_Written instruction_
Output the data exactly, with every line intact.

_Data_
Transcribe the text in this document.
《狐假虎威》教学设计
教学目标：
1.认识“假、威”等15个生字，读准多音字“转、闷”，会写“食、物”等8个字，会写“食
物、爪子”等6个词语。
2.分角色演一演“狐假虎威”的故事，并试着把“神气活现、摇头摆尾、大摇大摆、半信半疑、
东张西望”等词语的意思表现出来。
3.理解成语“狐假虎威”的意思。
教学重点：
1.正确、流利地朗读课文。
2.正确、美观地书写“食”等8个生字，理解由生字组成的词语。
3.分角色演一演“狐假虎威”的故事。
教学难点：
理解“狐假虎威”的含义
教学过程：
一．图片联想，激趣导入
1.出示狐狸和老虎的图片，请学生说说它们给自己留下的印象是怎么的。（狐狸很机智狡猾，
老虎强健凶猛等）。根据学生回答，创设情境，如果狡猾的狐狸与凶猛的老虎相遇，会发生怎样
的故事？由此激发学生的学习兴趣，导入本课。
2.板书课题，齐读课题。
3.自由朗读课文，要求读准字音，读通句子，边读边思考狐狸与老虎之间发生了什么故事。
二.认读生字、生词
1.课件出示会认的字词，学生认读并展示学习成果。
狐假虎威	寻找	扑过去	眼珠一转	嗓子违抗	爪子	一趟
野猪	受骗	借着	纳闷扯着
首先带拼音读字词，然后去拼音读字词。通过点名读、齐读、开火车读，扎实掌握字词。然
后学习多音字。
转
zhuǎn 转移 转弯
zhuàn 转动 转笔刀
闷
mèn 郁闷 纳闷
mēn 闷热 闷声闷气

_Response below_
Transcribe the text in this document.
《狐假虎威》教学设计
教学目标：
1.认识“假、威”等15个生字，读准多音字“转、闷”，会写“食、物”等8个字，会写“食
物、爪子”等6个词语。
2.分角色演一演“狐假虎威”的故事，并试着把“神气活现、摇头摆尾、大摇大摆、半信半疑、
东张西望”等词语的意思表现出来。
3.理解成语“狐假虎威”的意思。
教学重点：
1.正确、流利地朗读课文。
2.正确、美观地书写“食”等8个生字，理解由生字组成的词语。
3.分角色演一演“狐假虎威”的故事。
教学难点：
理解“狐假虎威”的含义
教学过程：
一．图片联想，激趣导入
1.出示狐狸和老虎的图片，请学生说说它们给自己留下的印象是怎么的。（狐狸很机智狡猾，
老虎强健凶猛等）。根据学生回答，创设情境，如果狡猾的狐狸与凶猛的老虎相遇，会发生怎样
的故事？由此激发学生的学习兴趣，导入本课。
2.板书课题，齐读课题。
3.自由朗读课文，要求读准字音，读通句子，边读边思考狐狸与老虎之间发生了什么故事。
二.认读生字、生词
1.课件出示会认的字词，学生认读并展示学习成果。
狐假虎威	寻找	扑过去	眼珠一转	嗓子违抗	爪子	一趟
野猪	受骗	借着	纳闷扯着
首先带拼音读字词，然后去拼音读字词。通过点名读、齐读、开火车读，扎实掌握字词。然
后学习多音字。
转
zhuǎn 转移 转弯
zhuàn 转动 转笔刀
闷
mèn 郁闷 纳闷
mēn 闷热 闷声闷气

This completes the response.